WHAT IS NEEDED: Filter the records below and copy every line containing the word "that".

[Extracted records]
===

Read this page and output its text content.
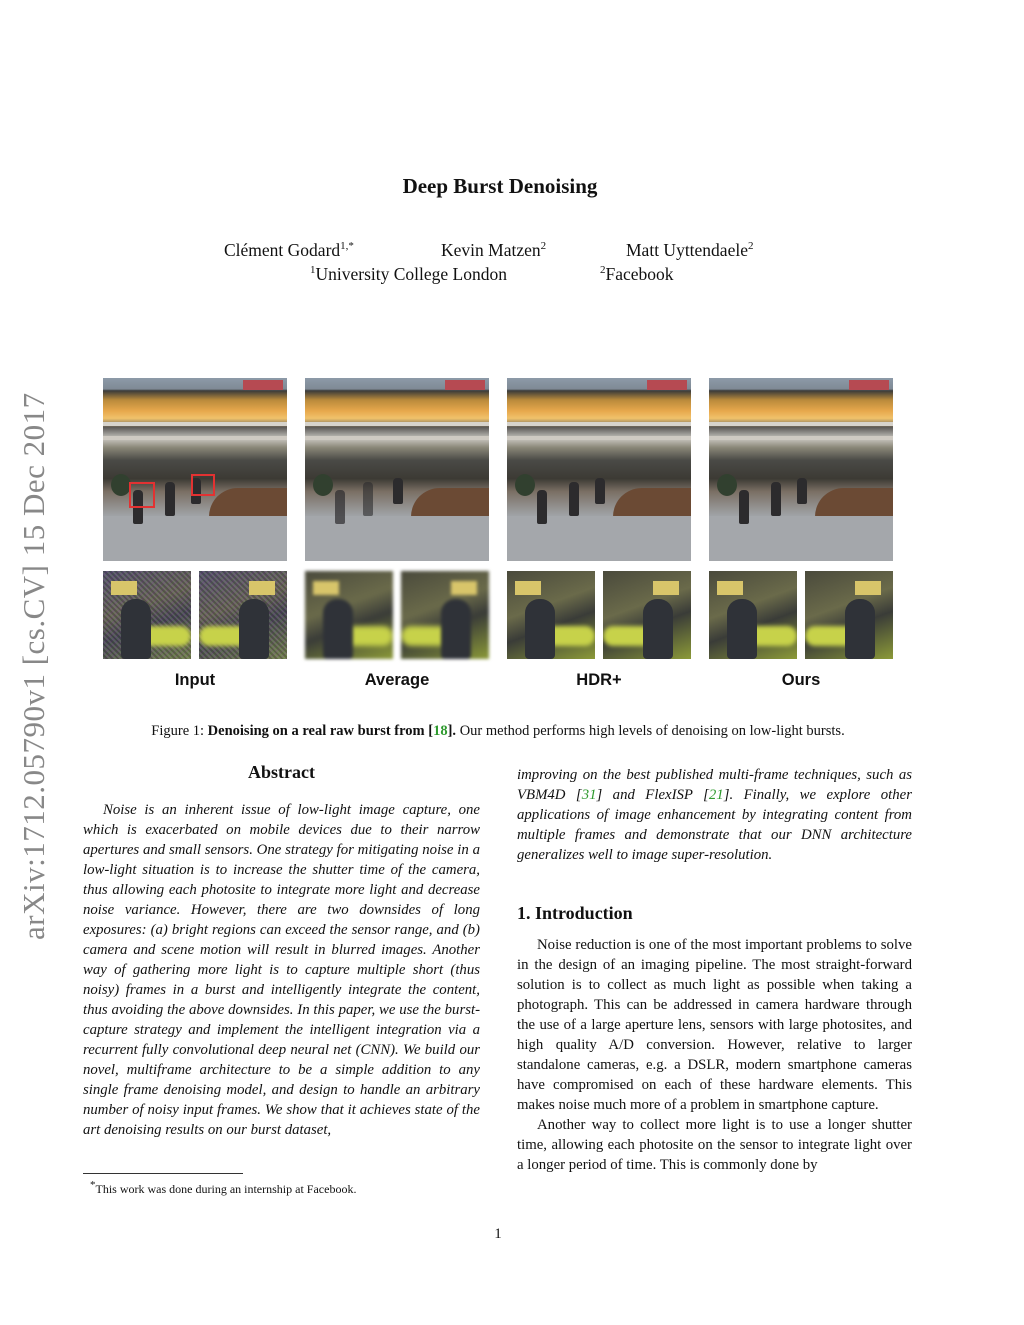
arXiv:1712.05790v1 [cs.CV] 15 Dec 2017
Deep Burst Denoising
Clément Godard$^{1,*}$	Kevin Matzen$^2$	Matt Uyttendaele$^2$
$^1$University College London	$^2$Facebook
Input	Average	HDR+	Ours
Figure 1: Denoising on a real raw burst from [18]. Our method performs high levels of denoising on low-light bursts.
Abstract

Noise is an inherent issue of low-light image capture, one which is exacerbated on mobile devices due to their narrow apertures and small sensors. One strategy for mitigating noise in a low-light situation is to increase the shutter time of the camera, thus allowing each photosite to integrate more light and decrease noise variance. However, there are two downsides of long exposures: (a) bright regions can exceed the sensor range, and (b) camera and scene motion will result in blurred images. Another way of gathering more light is to capture multiple short (thus noisy) frames in a burst and intelligently integrate the content, thus avoiding the above downsides. In this paper, we use the burst-capture strategy and implement the intelligent integration via a recurrent fully convolutional deep neural net (CNN). We build our novel, multiframe architecture to be a simple addition to any single frame denoising model, and design to handle an arbitrary number of noisy input frames. We show that it achieves state of the art denoising results on our burst dataset,

improving on the best published multi-frame techniques, such as VBM4D [31] and FlexISP [21]. Finally, we explore other applications of image enhancement by integrating content from multiple frames and demonstrate that our DNN architecture generalizes well to image super-resolution.

1. Introduction

Noise reduction is one of the most important problems to solve in the design of an imaging pipeline. The most straight-forward solution is to collect as much light as possible when taking a photograph. This can be addressed in camera hardware through the use of a large aperture lens, sensors with large photosites, and high quality A/D conversion. However, relative to larger standalone cameras, e.g. a DSLR, modern smartphone cameras have compromised on each of these hardware elements. This makes noise much more of a problem in smartphone capture.

Another way to collect more light is to use a longer shutter time, allowing each photosite on the sensor to integrate light over a longer period of time. This is commonly done by

*This work was done during an internship at Facebook.
1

===

THE ANSWER:
Noise is an inherent issue of low-light image capture, one which is exacerbated on mobile devices due to their narrow apertures and small sensors. One strategy for mitigating noise in a low-light situation is to increase the shutter time of the camera, thus allowing each photosite to integrate more light and decrease noise variance. However, there are two downsides of long exposures: (a) bright regions can exceed the sensor range, and (b) camera and scene motion will result in blurred images. Another way of gathering more light is to capture multiple short (thus noisy) frames in a burst and intelligently integrate the content, thus avoiding the above downsides. In this paper, we use the burst-capture strategy and implement the intelligent integration via a recurrent fully convolutional deep neural net (CNN). We build our novel, multiframe architecture to be a simple addition to any single frame denoising model, and design to handle an arbitrary number of noisy input frames. We show that it achieves state of the art denoising results on our burst dataset,
improving on the best published multi-frame techniques, such as VBM4D [31] and FlexISP [21]. Finally, we explore other applications of image enhancement by integrating content from multiple frames and demonstrate that our DNN architecture generalizes well to image super-resolution.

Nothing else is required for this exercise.